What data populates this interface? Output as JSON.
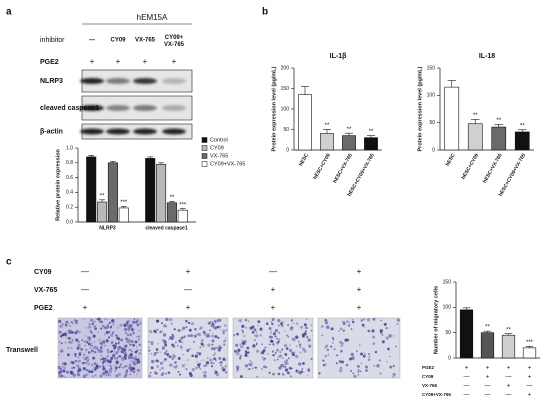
{
  "panel_labels": [
    "a",
    "b",
    "c"
  ],
  "panel_a": {
    "cell_line": "hEM15A",
    "row_labels": [
      "inhibitor",
      "PGE2"
    ],
    "conditions": [
      "—",
      "CY09",
      "VX-765",
      "CY09+ VX-765"
    ],
    "pge2": [
      "+",
      "+",
      "+",
      "+"
    ],
    "blots": [
      "NLRP3",
      "cleaved caspase1",
      "β-actin"
    ]
  },
  "panel_c": {
    "rows": [
      {
        "label": "CY09",
        "values": [
          "—",
          "+",
          "—",
          "+"
        ]
      },
      {
        "label": "VX-765",
        "values": [
          "—",
          "—",
          "+",
          "+"
        ]
      },
      {
        "label": "PGE2",
        "values": [
          "+",
          "+",
          "+",
          "+"
        ]
      }
    ],
    "image_label": "Transwell"
  },
  "chart_data": [
    {
      "type": "bar",
      "ylabel": "Relative protein expression",
      "categories": [
        "NLRP3",
        "cleaved caspase1"
      ],
      "series": [
        {
          "name": "Control",
          "color": "#111111",
          "values": [
            0.88,
            0.86
          ],
          "errors": [
            0.02,
            0.02
          ]
        },
        {
          "name": "CY09",
          "color": "#b8b8b8",
          "values": [
            0.27,
            0.78
          ],
          "errors": [
            0.03,
            0.02
          ],
          "annotations": [
            "**",
            null
          ]
        },
        {
          "name": "VX-765",
          "color": "#6a6a6a",
          "values": [
            0.8,
            0.26
          ],
          "errors": [
            0.02,
            0.02
          ],
          "annotations": [
            null,
            "**"
          ]
        },
        {
          "name": "CY09+VX-765",
          "color": "#ffffff",
          "values": [
            0.19,
            0.16
          ],
          "errors": [
            0.02,
            0.02
          ],
          "annotations": [
            "***",
            "***"
          ]
        }
      ],
      "ylim": [
        0,
        1.0
      ],
      "yticks": [
        {
          "value": 0,
          "label": "0.0"
        },
        {
          "value": 0.2,
          "label": "0.2"
        },
        {
          "value": 0.4,
          "label": "0.4"
        },
        {
          "value": 0.6,
          "label": "0.6"
        },
        {
          "value": 0.8,
          "label": "0.8"
        },
        {
          "value": 1.0,
          "label": "1.0"
        }
      ],
      "legend": "right"
    },
    {
      "type": "bar",
      "title": "IL-1β",
      "ylabel": "Protein expression level (pg/mL)",
      "categories": [
        "hESC",
        "hESC+CY09",
        "hESC+VX-765",
        "hESC+CY09+VX-765"
      ],
      "values": [
        135,
        40,
        35,
        30
      ],
      "errors": [
        20,
        10,
        6,
        5
      ],
      "colors": [
        "#ffffff",
        "#d0d0d0",
        "#6a6a6a",
        "#111111"
      ],
      "annotations": [
        null,
        "**",
        "**",
        "**"
      ],
      "ylim": [
        0,
        200
      ],
      "yticks": [
        0,
        50,
        100,
        150,
        200
      ]
    },
    {
      "type": "bar",
      "title": "IL-18",
      "ylabel": "Protein expression level (pg/mL)",
      "categories": [
        "hESC",
        "hESC+CY09",
        "hESC+VX-765",
        "hESC+CY09+VX-765"
      ],
      "values": [
        115,
        48,
        42,
        33
      ],
      "errors": [
        12,
        8,
        5,
        4
      ],
      "colors": [
        "#ffffff",
        "#d0d0d0",
        "#6a6a6a",
        "#111111"
      ],
      "annotations": [
        null,
        "**",
        "**",
        "**"
      ],
      "ylim": [
        0,
        150
      ],
      "yticks": [
        0,
        50,
        100,
        150
      ]
    },
    {
      "type": "bar",
      "ylabel": "Number of migratory cells",
      "values": [
        95,
        50,
        45,
        20
      ],
      "errors": [
        4,
        3,
        3,
        3
      ],
      "colors": [
        "#111111",
        "#555555",
        "#cfcfcf",
        "#ffffff"
      ],
      "annotations": [
        null,
        "**",
        "**",
        "***"
      ],
      "ylim": [
        0,
        150
      ],
      "yticks": [
        0,
        50,
        100,
        150
      ],
      "condition_rows": [
        {
          "label": "PGE2",
          "values": [
            "+",
            "+",
            "+",
            "+"
          ]
        },
        {
          "label": "CY09",
          "values": [
            "—",
            "+",
            "—",
            "+"
          ]
        },
        {
          "label": "VX-765",
          "values": [
            "—",
            "—",
            "+",
            "—"
          ]
        },
        {
          "label": "CY09+VX-765",
          "values": [
            "—",
            "—",
            "—",
            "+"
          ]
        }
      ]
    }
  ]
}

┄┄┄┄┄┄┄┄┄┄

EXERCISE GOAL: Leave the pictures out and output the rest of the listing exactly.

ANSWER BOX:
What data populates this interface? Output as JSON.
{
  "panel_labels": [
    "a",
    "b",
    "c"
  ],
  "panel_a": {
    "cell_line": "hEM15A",
    "row_labels": [
      "inhibitor",
      "PGE2"
    ],
    "conditions": [
      "—",
      "CY09",
      "VX-765",
      "CY09+ VX-765"
    ],
    "pge2": [
      "+",
      "+",
      "+",
      "+"
    ],
    "blots": [
      "NLRP3",
      "cleaved caspase1",
      "β-actin"
    ]
  },
  "panel_c": {
    "rows": [
      {
        "label": "CY09",
        "values": [
          "—",
          "+",
          "—",
          "+"
        ]
      },
      {
        "label": "VX-765",
        "values": [
          "—",
          "—",
          "+",
          "+"
        ]
      },
      {
        "label": "PGE2",
        "values": [
          "+",
          "+",
          "+",
          "+"
        ]
      }
    ],
    "image_label": "Transwell"
  },
  "chart_data": [
    {
      "type": "bar",
      "ylabel": "Relative protein expression",
      "categories": [
        "NLRP3",
        "cleaved caspase1"
      ],
      "series": [
        {
          "name": "Control",
          "color": "#111111",
          "values": [
            0.88,
            0.86
          ],
          "errors": [
            0.02,
            0.02
          ]
        },
        {
          "name": "CY09",
          "color": "#b8b8b8",
          "values": [
            0.27,
            0.78
          ],
          "errors": [
            0.03,
            0.02
          ],
          "annotations": [
            "**",
            null
          ]
        },
        {
          "name": "VX-765",
          "color": "#6a6a6a",
          "values": [
            0.8,
            0.26
          ],
          "errors": [
            0.02,
            0.02
          ],
          "annotations": [
            null,
            "**"
          ]
        },
        {
          "name": "CY09+VX-765",
          "color": "#ffffff",
          "values": [
            0.19,
            0.16
          ],
          "errors": [
            0.02,
            0.02
          ],
          "annotations": [
            "***",
            "***"
          ]
        }
      ],
      "ylim": [
        0,
        1.0
      ],
      "yticks": [
        {
          "value": 0,
          "label": "0.0"
        },
        {
          "value": 0.2,
          "label": "0.2"
        },
        {
          "value": 0.4,
          "label": "0.4"
        },
        {
          "value": 0.6,
          "label": "0.6"
        },
        {
          "value": 0.8,
          "label": "0.8"
        },
        {
          "value": 1.0,
          "label": "1.0"
        }
      ],
      "legend": "right"
    },
    {
      "type": "bar",
      "title": "IL-1β",
      "ylabel": "Protein expression level (pg/mL)",
      "categories": [
        "hESC",
        "hESC+CY09",
        "hESC+VX-765",
        "hESC+CY09+VX-765"
      ],
      "values": [
        135,
        40,
        35,
        30
      ],
      "errors": [
        20,
        10,
        6,
        5
      ],
      "colors": [
        "#ffffff",
        "#d0d0d0",
        "#6a6a6a",
        "#111111"
      ],
      "annotations": [
        null,
        "**",
        "**",
        "**"
      ],
      "ylim": [
        0,
        200
      ],
      "yticks": [
        0,
        50,
        100,
        150,
        200
      ]
    },
    {
      "type": "bar",
      "title": "IL-18",
      "ylabel": "Protein expression level (pg/mL)",
      "categories": [
        "hESC",
        "hESC+CY09",
        "hESC+VX-765",
        "hESC+CY09+VX-765"
      ],
      "values": [
        115,
        48,
        42,
        33
      ],
      "errors": [
        12,
        8,
        5,
        4
      ],
      "colors": [
        "#ffffff",
        "#d0d0d0",
        "#6a6a6a",
        "#111111"
      ],
      "annotations": [
        null,
        "**",
        "**",
        "**"
      ],
      "ylim": [
        0,
        150
      ],
      "yticks": [
        0,
        50,
        100,
        150
      ]
    },
    {
      "type": "bar",
      "ylabel": "Number of migratory cells",
      "values": [
        95,
        50,
        45,
        20
      ],
      "errors": [
        4,
        3,
        3,
        3
      ],
      "colors": [
        "#111111",
        "#555555",
        "#cfcfcf",
        "#ffffff"
      ],
      "annotations": [
        null,
        "**",
        "**",
        "***"
      ],
      "ylim": [
        0,
        150
      ],
      "yticks": [
        0,
        50,
        100,
        150
      ],
      "condition_rows": [
        {
          "label": "PGE2",
          "values": [
            "+",
            "+",
            "+",
            "+"
          ]
        },
        {
          "label": "CY09",
          "values": [
            "—",
            "+",
            "—",
            "+"
          ]
        },
        {
          "label": "VX-765",
          "values": [
            "—",
            "—",
            "+",
            "—"
          ]
        },
        {
          "label": "CY09+VX-765",
          "values": [
            "—",
            "—",
            "—",
            "+"
          ]
        }
      ]
    }
  ]
}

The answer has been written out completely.